== ARTIGO ==

O segundo grupo é formado por três mulheres de meia-idade que estão em uma “viagem de férias para garotas” e que abandonam suas inibições à medida que a série avança. Elas são rotineiramente chamadas de cougars por Saxon. Há também o estranho casal Chelsea (Aimee Lou Wood) e seu parceiro mais velho Rick (Walton Goggins), que parece estar passando por uma fase difícil.

A única pessoa agradável, Belinda (Natasha Rothwell), é uma personagem vista anteriormente trabalhando no spa do resort havaiano da primeira temporada. Ela está na Tailândia em uma viagem de pesquisa para seu próprio negócio de bem-estar.

Pessoas terríveis

Como nas séries anteriores, a ignorância dos turistas é evidente. A Tailândia é chamada de Taiwan. Sua mãe diz a Piper que ela não pode ser budista porque não é chinesa. O estereótipo do homem branco, mais velho, rico e careca – chamado aqui de LBHs (losers back home) – que se aposenta na Tailândia com uma esposa muito mais jovem é martelado em vários episódios.

Devido à contínua ignorância e insensibilidade cultural desses convidados, os poucos personagens tailandeses que nos são apresentados são subservientes e estão sempre sorrindo, sempre prontos para agradar. Nunca há um sentimento de repulsa em relação às façanhas dos clientes brancos e ricos. Eles não têm voz e, na maioria das vezes, estão ausentes.

Belinda, a única personagem negra, é também a única que conversa de forma significativa com um tailandês. O único tipo de história que dá algum espaço para os personagens tailandeses é sobre o amor florescente entre o guarda de segurança Gaitok (Tayme Thapthimthong) e a especialista em saúde Mook (Lalisa Manoban), mas isso é deixado de lado.

Há uma clara divisão cultural, econômica e racial, que não permite a nenhum personagem tailandês expor suas críticas aos convidados ou ser desenvolvido de forma significativa. Em geral, o foco é a branquitude – uma crítica que as séries anteriores também receberam.

Uma Tailândia imaginária

Todas essas facetas juntas criam uma versão da Tailândia que é vista pelas lentes do orientalismo. Essa é uma maneira ocidental de ver os lugares não ocidentais como cheios de misticismo, erotismo e exotismo, onde nada de normal acontece.

===
== REGISTROS FORNECIDOS ==

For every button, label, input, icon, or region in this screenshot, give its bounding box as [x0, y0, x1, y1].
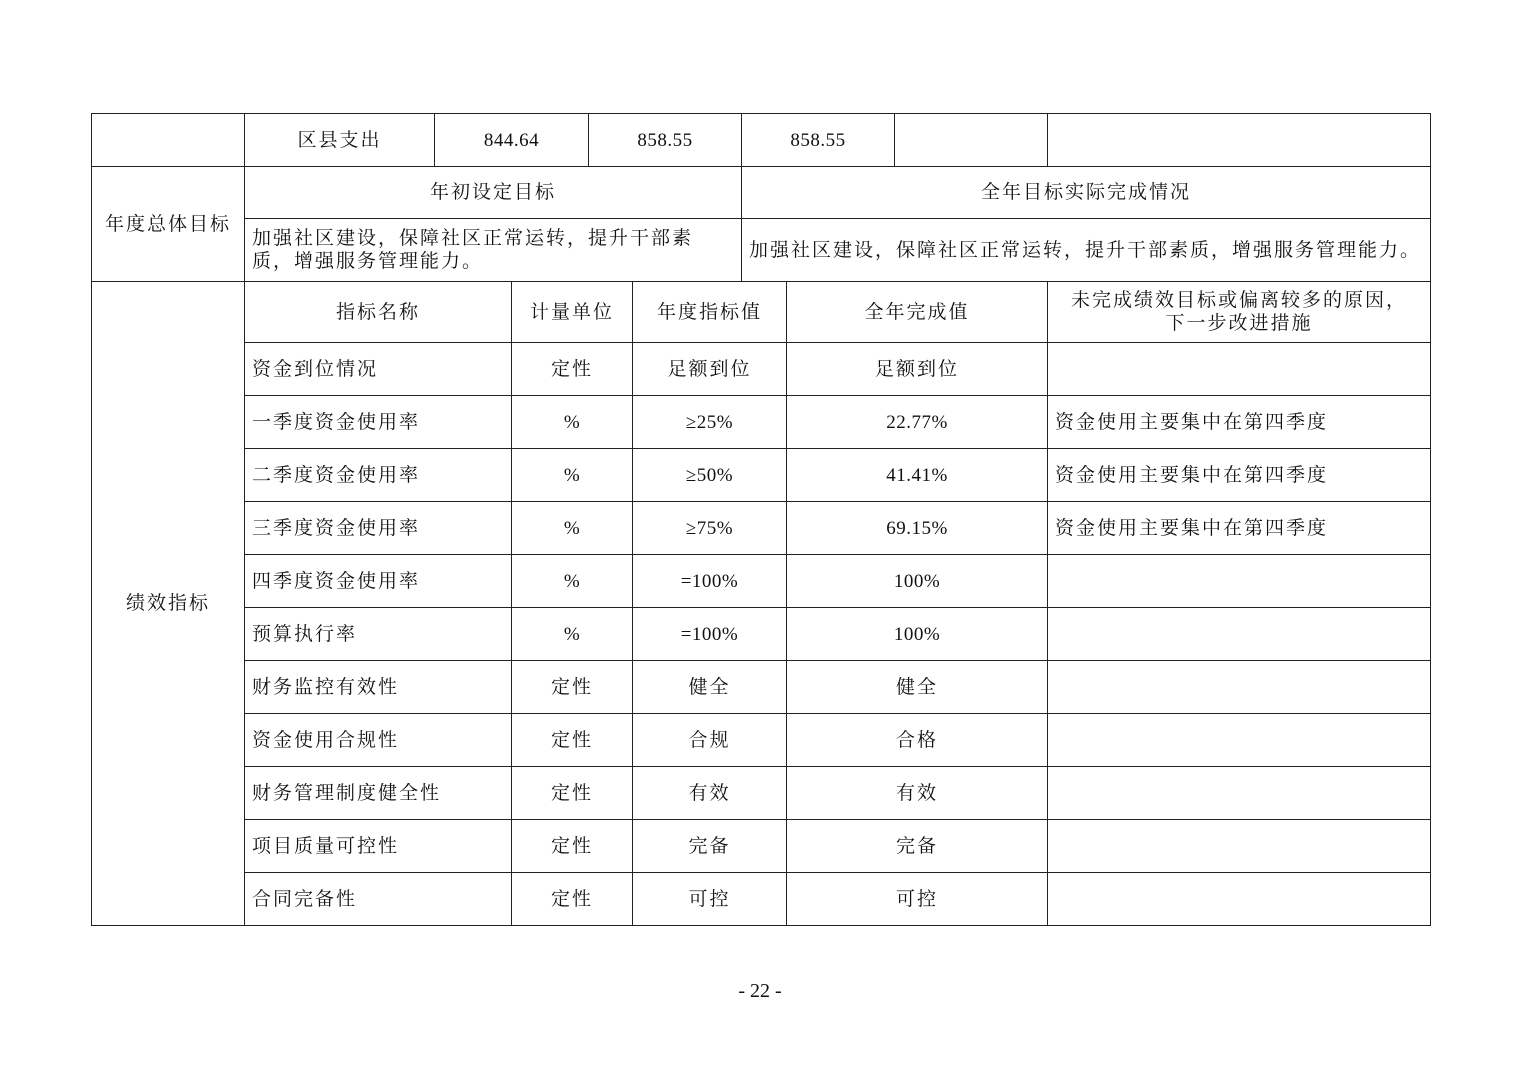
indicator-name: 一季度资金使用率: [245, 396, 512, 449]
indicator-unit: %: [512, 502, 633, 555]
indicator-name: 财务监控有效性: [245, 661, 512, 714]
indicator-name: 资金到位情况: [245, 343, 512, 396]
indicator-actual: 合格: [787, 714, 1048, 767]
indicator-reason: 资金使用主要集中在第四季度: [1048, 449, 1431, 502]
indicator-unit: %: [512, 608, 633, 661]
indicator-target: 可控: [633, 873, 787, 926]
table-row: [92, 343, 1431, 396]
indicator-name: 项目质量可控性: [245, 820, 512, 873]
indicator-unit: 定性: [512, 873, 633, 926]
indicator-unit: %: [512, 396, 633, 449]
indicator-name: 预算执行率: [245, 608, 512, 661]
indicator-name: 财务管理制度健全性: [245, 767, 512, 820]
indicator-unit: 定性: [512, 714, 633, 767]
header-indicator-name: 指标名称: [245, 282, 512, 343]
indicator-reason: [1048, 343, 1431, 396]
expense-label: 区县支出: [245, 114, 435, 167]
table-row: [92, 820, 1431, 873]
table-row: [92, 555, 1431, 608]
expense-value-4: [895, 114, 1048, 167]
table-row: [92, 873, 1431, 926]
indicator-target: 健全: [633, 661, 787, 714]
indicator-name: 三季度资金使用率: [245, 502, 512, 555]
indicator-target: 合规: [633, 714, 787, 767]
indicator-actual: 有效: [787, 767, 1048, 820]
indicator-unit: 定性: [512, 661, 633, 714]
expense-value-2: 858.55: [589, 114, 742, 167]
indicator-actual: 69.15%: [787, 502, 1048, 555]
page-number: - 22 -: [738, 980, 782, 1002]
indicator-name: 合同完备性: [245, 873, 512, 926]
table-row: [92, 502, 1431, 555]
indicator-unit: 定性: [512, 820, 633, 873]
indicator-actual: 可控: [787, 873, 1048, 926]
header-actual-value: 全年完成值: [787, 282, 1048, 343]
indicator-actual: 22.77%: [787, 396, 1048, 449]
performance-label: 绩效指标: [92, 282, 245, 926]
indicator-actual: 完备: [787, 820, 1048, 873]
table-row: [92, 608, 1431, 661]
indicator-target: 足额到位: [633, 343, 787, 396]
indicator-reason: 资金使用主要集中在第四季度: [1048, 396, 1431, 449]
indicator-target: 完备: [633, 820, 787, 873]
indicator-target: =100%: [633, 608, 787, 661]
indicator-target: ≥25%: [633, 396, 787, 449]
indicator-reason: 资金使用主要集中在第四季度: [1048, 502, 1431, 555]
indicator-reason: [1048, 873, 1431, 926]
goal-set-text: 加强社区建设，保障社区正常运转，提升干部素质，增强服务管理能力。: [245, 219, 742, 282]
indicator-target: ≥50%: [633, 449, 787, 502]
expense-value-3: 858.55: [742, 114, 895, 167]
header-deviation-reason: 未完成绩效目标或偏离较多的原因，下一步改进措施: [1048, 282, 1431, 343]
goal-actual-header: 全年目标实际完成情况: [742, 167, 1431, 219]
table-row: [92, 767, 1431, 820]
indicator-name: 二季度资金使用率: [245, 449, 512, 502]
indicator-unit: 定性: [512, 343, 633, 396]
performance-header-row: [92, 282, 1431, 343]
empty-cell: [92, 114, 245, 167]
expense-value-1: 844.64: [435, 114, 589, 167]
annual-goal-text-row: [92, 219, 1431, 282]
goal-actual-text: 加强社区建设，保障社区正常运转，提升干部素质，增强服务管理能力。: [742, 219, 1431, 282]
indicator-reason: [1048, 608, 1431, 661]
indicator-name: 四季度资金使用率: [245, 555, 512, 608]
indicator-unit: %: [512, 449, 633, 502]
table-row: [92, 714, 1431, 767]
indicator-target: =100%: [633, 555, 787, 608]
indicator-reason: [1048, 661, 1431, 714]
indicator-target: ≥75%: [633, 502, 787, 555]
table-row: [92, 661, 1431, 714]
table-row: [92, 449, 1431, 502]
indicator-target: 有效: [633, 767, 787, 820]
indicator-reason: [1048, 767, 1431, 820]
indicator-unit: %: [512, 555, 633, 608]
header-unit: 计量单位: [512, 282, 633, 343]
indicator-name: 资金使用合规性: [245, 714, 512, 767]
indicator-reason: [1048, 820, 1431, 873]
annual-goal-header-row: [92, 167, 1431, 219]
indicator-actual: 健全: [787, 661, 1048, 714]
indicator-unit: 定性: [512, 767, 633, 820]
table-row: [92, 396, 1431, 449]
indicator-actual: 41.41%: [787, 449, 1048, 502]
indicator-actual: 100%: [787, 608, 1048, 661]
goal-set-header: 年初设定目标: [245, 167, 742, 219]
expense-row: [92, 114, 1431, 167]
header-annual-target: 年度指标值: [633, 282, 787, 343]
indicator-reason: [1048, 555, 1431, 608]
indicator-actual: 100%: [787, 555, 1048, 608]
performance-evaluation-table: [91, 113, 1431, 926]
annual-goal-label: 年度总体目标: [92, 167, 245, 282]
indicator-actual: 足额到位: [787, 343, 1048, 396]
expense-value-5: [1048, 114, 1431, 167]
indicator-reason: [1048, 714, 1431, 767]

===

PEDIDO ESCRITO 1:
Com base no artigo sobre a série ambientada na Tailândia, responda:
(a) Onde Belinda trabalhava na primeira temporada?
(b) Com qual país os turistas confundem a Tailândia?
(c) Qual é a função de Gaitok?
PEDIDO ESCRITO 2:
Retome o artigo sobre a série ambientada na Tailândia e dê continuidade ao texto após a última frase apresentada.

RESULTADO FINAL 1:
(a) No spa do resort havaiano.
(b) Com Taiwan.
(c) Ele é guarda de segurança.

RESULTADO FINAL 2:
Essa lente é colocada em primeiro plano por personagens que dizem constantemente coisas como: “A Tailândia está cheia de pessoas que estão procurando algo ou se escondendo de algo” e ‘O que acontece na Tailândia, fica na Tailândia’.

Há um fluxo constante de álcool, e as drogas podem ser adquiridas fora do resort. O incesto é até insinuado nos primeiros episódios, quando o público vê Lochlan olhando para o corpo nu de seu irmão. O país é retratado como um parque de diversões para a devassidão branca, onde vale tudo, como em The Hangover part II (2011), um tropo sobre o qual escrevi em minha pesquisa.

A ligação com o orientalismo é ainda mais reforçada pela forma como a religião tailandesa é mostrada como sendo mística. Sempre que um personagem se envolve em uma prática espiritual, é acompanhado por uma trilha sonora que indica que algo de outro mundo está ocorrendo. Isso não se limita aos personagens ocidentais. Quando Gaitok faz uma oferenda em um santuário, os efeitos visuais são apresentados em câmera lenta, com a luz de velas tremeluzindo e uma aura mítica que o permeia.

A Tailândia é apresentada como uma terra exótica e mística. Home Box Office

Nas temporadas anteriores, houve um boom de viagens para locais de filmagem na Sicília e no Havaí, impulsionado por suas representações na tela), e o cenário da Tailândia nesta temporada provavelmente levará ao mesmo.

A paisagem é um ponto focal constante, exemplificando a teoria do sociólogo britânico John Urry sobre o “olhar do turista”. Partes exóticas da paisagem são observadas, desde a selva e as palmeiras até as vistas do oceano. Os macacos são vistos continuamente, juntamente com outras criaturas “exóticas”.

Esse é um traço recorrente visto em filmes de Hollywood ambientados na Tailândia, de Anna and the King of Siam (1946) a The Impossible (2012), situando-a puramente como um local exótico.

Essa série usa locais turísticos icônicos, como o templo budista Wat Pho, que forma o pano de fundo de uma conversa em uma cena. Além disso, o que parecem ser as Ilhas Phi Phi, conhecidas por suas praias imaculadas e águas claras, passam à deriva durante um passeio de iate de luxo. Infelizmente, nessa série, a Tailândia é reduzida a um conjunto digerível de imagens icônicas para o público.

White Lotus se envolve em um jogo duplo. A série é claramente crítica em relação aos personagens, apresentando o estilo de vida e as férias como desejáveis e aspiracionais, ao mesmo tempo em que reforça estereótipos orientalistas antiquados. É de se esperar que uma série que tenta mostrar os males de um determinado tipo de turismo não seja também culpada daquilo que está tentando satirizar.